• [GIVEN ENTRIES]:
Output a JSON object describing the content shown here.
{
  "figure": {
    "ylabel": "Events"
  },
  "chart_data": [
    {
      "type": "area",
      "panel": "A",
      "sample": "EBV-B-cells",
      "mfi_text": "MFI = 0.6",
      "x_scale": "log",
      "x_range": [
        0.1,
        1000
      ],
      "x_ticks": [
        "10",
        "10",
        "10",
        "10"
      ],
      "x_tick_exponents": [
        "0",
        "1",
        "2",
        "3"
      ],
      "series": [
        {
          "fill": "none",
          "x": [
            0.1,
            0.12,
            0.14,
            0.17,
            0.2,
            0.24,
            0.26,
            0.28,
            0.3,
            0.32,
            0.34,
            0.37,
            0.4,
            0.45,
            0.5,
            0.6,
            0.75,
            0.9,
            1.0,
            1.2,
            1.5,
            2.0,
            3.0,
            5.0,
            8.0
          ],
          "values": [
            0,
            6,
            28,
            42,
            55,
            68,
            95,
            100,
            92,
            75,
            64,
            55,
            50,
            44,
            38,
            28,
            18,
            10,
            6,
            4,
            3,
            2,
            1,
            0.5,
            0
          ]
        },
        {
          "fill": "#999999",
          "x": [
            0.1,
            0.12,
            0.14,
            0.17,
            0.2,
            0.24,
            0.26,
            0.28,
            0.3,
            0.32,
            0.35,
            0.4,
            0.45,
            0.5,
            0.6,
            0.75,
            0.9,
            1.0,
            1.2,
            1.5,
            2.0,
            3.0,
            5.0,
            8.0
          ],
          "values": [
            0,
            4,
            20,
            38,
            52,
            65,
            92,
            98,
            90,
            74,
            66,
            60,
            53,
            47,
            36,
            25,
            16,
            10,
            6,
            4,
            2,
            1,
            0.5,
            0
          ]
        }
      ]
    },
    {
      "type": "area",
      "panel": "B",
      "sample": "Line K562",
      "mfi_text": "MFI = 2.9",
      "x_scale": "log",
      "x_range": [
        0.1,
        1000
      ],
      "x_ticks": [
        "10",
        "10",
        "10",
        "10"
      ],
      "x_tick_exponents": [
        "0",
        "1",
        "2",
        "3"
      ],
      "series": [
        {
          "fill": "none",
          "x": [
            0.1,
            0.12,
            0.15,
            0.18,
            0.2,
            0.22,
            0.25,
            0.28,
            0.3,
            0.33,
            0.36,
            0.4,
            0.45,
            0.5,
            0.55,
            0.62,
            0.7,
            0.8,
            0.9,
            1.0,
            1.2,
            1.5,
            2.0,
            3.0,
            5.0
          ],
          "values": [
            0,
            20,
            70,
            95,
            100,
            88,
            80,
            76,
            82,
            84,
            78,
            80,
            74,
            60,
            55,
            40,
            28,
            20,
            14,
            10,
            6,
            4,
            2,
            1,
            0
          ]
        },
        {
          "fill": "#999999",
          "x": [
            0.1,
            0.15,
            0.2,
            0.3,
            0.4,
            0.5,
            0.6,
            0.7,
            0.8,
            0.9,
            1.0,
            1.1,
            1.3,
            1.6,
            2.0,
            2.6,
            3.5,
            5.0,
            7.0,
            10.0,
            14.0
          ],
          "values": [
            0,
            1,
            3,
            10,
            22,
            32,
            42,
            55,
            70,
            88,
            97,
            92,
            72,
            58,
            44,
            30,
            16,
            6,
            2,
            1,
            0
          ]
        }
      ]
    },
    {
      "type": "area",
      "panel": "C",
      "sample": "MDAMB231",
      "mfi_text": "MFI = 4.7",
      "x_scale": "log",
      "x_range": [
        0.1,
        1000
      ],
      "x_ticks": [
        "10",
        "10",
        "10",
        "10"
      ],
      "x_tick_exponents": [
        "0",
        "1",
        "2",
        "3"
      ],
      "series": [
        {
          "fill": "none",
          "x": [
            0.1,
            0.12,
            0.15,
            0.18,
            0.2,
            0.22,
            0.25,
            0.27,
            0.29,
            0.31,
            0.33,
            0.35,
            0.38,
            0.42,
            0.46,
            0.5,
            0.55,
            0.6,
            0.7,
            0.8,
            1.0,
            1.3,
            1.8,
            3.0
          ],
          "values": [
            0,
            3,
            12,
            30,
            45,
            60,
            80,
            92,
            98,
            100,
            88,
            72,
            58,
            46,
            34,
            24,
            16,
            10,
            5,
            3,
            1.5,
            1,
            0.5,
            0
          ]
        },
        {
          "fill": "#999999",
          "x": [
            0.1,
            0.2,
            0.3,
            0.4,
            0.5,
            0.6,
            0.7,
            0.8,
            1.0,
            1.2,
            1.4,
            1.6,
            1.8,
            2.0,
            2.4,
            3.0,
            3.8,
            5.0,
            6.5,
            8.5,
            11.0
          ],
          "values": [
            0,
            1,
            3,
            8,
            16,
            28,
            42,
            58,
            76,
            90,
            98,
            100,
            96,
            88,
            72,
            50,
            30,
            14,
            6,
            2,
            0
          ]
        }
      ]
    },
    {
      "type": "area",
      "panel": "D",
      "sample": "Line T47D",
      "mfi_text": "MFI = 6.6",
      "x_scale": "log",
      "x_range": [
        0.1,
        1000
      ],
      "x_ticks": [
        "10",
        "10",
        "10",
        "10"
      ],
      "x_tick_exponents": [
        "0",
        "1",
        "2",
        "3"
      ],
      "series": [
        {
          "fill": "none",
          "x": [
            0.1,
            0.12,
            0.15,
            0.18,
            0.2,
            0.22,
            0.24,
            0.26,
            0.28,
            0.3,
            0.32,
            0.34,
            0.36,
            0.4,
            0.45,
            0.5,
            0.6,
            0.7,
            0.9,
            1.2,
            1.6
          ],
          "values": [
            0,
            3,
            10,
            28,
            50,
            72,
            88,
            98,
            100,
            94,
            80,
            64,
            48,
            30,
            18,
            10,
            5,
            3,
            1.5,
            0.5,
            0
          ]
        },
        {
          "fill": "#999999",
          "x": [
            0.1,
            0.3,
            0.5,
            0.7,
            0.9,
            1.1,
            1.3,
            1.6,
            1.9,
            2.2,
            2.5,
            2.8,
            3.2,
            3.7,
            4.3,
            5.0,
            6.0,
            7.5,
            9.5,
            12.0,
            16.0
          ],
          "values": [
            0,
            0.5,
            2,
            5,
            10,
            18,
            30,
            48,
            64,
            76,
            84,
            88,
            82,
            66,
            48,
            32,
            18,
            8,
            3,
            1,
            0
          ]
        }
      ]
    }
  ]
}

• [TASK GOAL]: Type out the whole listing above again, exactly as it stands.

• [RESULT FOR THIS EXERCISE]:
Output a JSON object describing the content shown here.
{
  "figure": {
    "ylabel": "Events"
  },
  "chart_data": [
    {
      "type": "area",
      "panel": "A",
      "sample": "EBV-B-cells",
      "mfi_text": "MFI = 0.6",
      "x_scale": "log",
      "x_range": [
        0.1,
        1000
      ],
      "x_ticks": [
        "10",
        "10",
        "10",
        "10"
      ],
      "x_tick_exponents": [
        "0",
        "1",
        "2",
        "3"
      ],
      "series": [
        {
          "fill": "none",
          "x": [
            0.1,
            0.12,
            0.14,
            0.17,
            0.2,
            0.24,
            0.26,
            0.28,
            0.3,
            0.32,
            0.34,
            0.37,
            0.4,
            0.45,
            0.5,
            0.6,
            0.75,
            0.9,
            1.0,
            1.2,
            1.5,
            2.0,
            3.0,
            5.0,
            8.0
          ],
          "values": [
            0,
            6,
            28,
            42,
            55,
            68,
            95,
            100,
            92,
            75,
            64,
            55,
            50,
            44,
            38,
            28,
            18,
            10,
            6,
            4,
            3,
            2,
            1,
            0.5,
            0
          ]
        },
        {
          "fill": "#999999",
          "x": [
            0.1,
            0.12,
            0.14,
            0.17,
            0.2,
            0.24,
            0.26,
            0.28,
            0.3,
            0.32,
            0.35,
            0.4,
            0.45,
            0.5,
            0.6,
            0.75,
            0.9,
            1.0,
            1.2,
            1.5,
            2.0,
            3.0,
            5.0,
            8.0
          ],
          "values": [
            0,
            4,
            20,
            38,
            52,
            65,
            92,
            98,
            90,
            74,
            66,
            60,
            53,
            47,
            36,
            25,
            16,
            10,
            6,
            4,
            2,
            1,
            0.5,
            0
          ]
        }
      ]
    },
    {
      "type": "area",
      "panel": "B",
      "sample": "Line K562",
      "mfi_text": "MFI = 2.9",
      "x_scale": "log",
      "x_range": [
        0.1,
        1000
      ],
      "x_ticks": [
        "10",
        "10",
        "10",
        "10"
      ],
      "x_tick_exponents": [
        "0",
        "1",
        "2",
        "3"
      ],
      "series": [
        {
          "fill": "none",
          "x": [
            0.1,
            0.12,
            0.15,
            0.18,
            0.2,
            0.22,
            0.25,
            0.28,
            0.3,
            0.33,
            0.36,
            0.4,
            0.45,
            0.5,
            0.55,
            0.62,
            0.7,
            0.8,
            0.9,
            1.0,
            1.2,
            1.5,
            2.0,
            3.0,
            5.0
          ],
          "values": [
            0,
            20,
            70,
            95,
            100,
            88,
            80,
            76,
            82,
            84,
            78,
            80,
            74,
            60,
            55,
            40,
            28,
            20,
            14,
            10,
            6,
            4,
            2,
            1,
            0
          ]
        },
        {
          "fill": "#999999",
          "x": [
            0.1,
            0.15,
            0.2,
            0.3,
            0.4,
            0.5,
            0.6,
            0.7,
            0.8,
            0.9,
            1.0,
            1.1,
            1.3,
            1.6,
            2.0,
            2.6,
            3.5,
            5.0,
            7.0,
            10.0,
            14.0
          ],
          "values": [
            0,
            1,
            3,
            10,
            22,
            32,
            42,
            55,
            70,
            88,
            97,
            92,
            72,
            58,
            44,
            30,
            16,
            6,
            2,
            1,
            0
          ]
        }
      ]
    },
    {
      "type": "area",
      "panel": "C",
      "sample": "MDAMB231",
      "mfi_text": "MFI = 4.7",
      "x_scale": "log",
      "x_range": [
        0.1,
        1000
      ],
      "x_ticks": [
        "10",
        "10",
        "10",
        "10"
      ],
      "x_tick_exponents": [
        "0",
        "1",
        "2",
        "3"
      ],
      "series": [
        {
          "fill": "none",
          "x": [
            0.1,
            0.12,
            0.15,
            0.18,
            0.2,
            0.22,
            0.25,
            0.27,
            0.29,
            0.31,
            0.33,
            0.35,
            0.38,
            0.42,
            0.46,
            0.5,
            0.55,
            0.6,
            0.7,
            0.8,
            1.0,
            1.3,
            1.8,
            3.0
          ],
          "values": [
            0,
            3,
            12,
            30,
            45,
            60,
            80,
            92,
            98,
            100,
            88,
            72,
            58,
            46,
            34,
            24,
            16,
            10,
            5,
            3,
            1.5,
            1,
            0.5,
            0
          ]
        },
        {
          "fill": "#999999",
          "x": [
            0.1,
            0.2,
            0.3,
            0.4,
            0.5,
            0.6,
            0.7,
            0.8,
            1.0,
            1.2,
            1.4,
            1.6,
            1.8,
            2.0,
            2.4,
            3.0,
            3.8,
            5.0,
            6.5,
            8.5,
            11.0
          ],
          "values": [
            0,
            1,
            3,
            8,
            16,
            28,
            42,
            58,
            76,
            90,
            98,
            100,
            96,
            88,
            72,
            50,
            30,
            14,
            6,
            2,
            0
          ]
        }
      ]
    },
    {
      "type": "area",
      "panel": "D",
      "sample": "Line T47D",
      "mfi_text": "MFI = 6.6",
      "x_scale": "log",
      "x_range": [
        0.1,
        1000
      ],
      "x_ticks": [
        "10",
        "10",
        "10",
        "10"
      ],
      "x_tick_exponents": [
        "0",
        "1",
        "2",
        "3"
      ],
      "series": [
        {
          "fill": "none",
          "x": [
            0.1,
            0.12,
            0.15,
            0.18,
            0.2,
            0.22,
            0.24,
            0.26,
            0.28,
            0.3,
            0.32,
            0.34,
            0.36,
            0.4,
            0.45,
            0.5,
            0.6,
            0.7,
            0.9,
            1.2,
            1.6
          ],
          "values": [
            0,
            3,
            10,
            28,
            50,
            72,
            88,
            98,
            100,
            94,
            80,
            64,
            48,
            30,
            18,
            10,
            5,
            3,
            1.5,
            0.5,
            0
          ]
        },
        {
          "fill": "#999999",
          "x": [
            0.1,
            0.3,
            0.5,
            0.7,
            0.9,
            1.1,
            1.3,
            1.6,
            1.9,
            2.2,
            2.5,
            2.8,
            3.2,
            3.7,
            4.3,
            5.0,
            6.0,
            7.5,
            9.5,
            12.0,
            16.0
          ],
          "values": [
            0,
            0.5,
            2,
            5,
            10,
            18,
            30,
            48,
            64,
            76,
            84,
            88,
            82,
            66,
            48,
            32,
            18,
            8,
            3,
            1,
            0
          ]
        }
      ]
    }
  ]
}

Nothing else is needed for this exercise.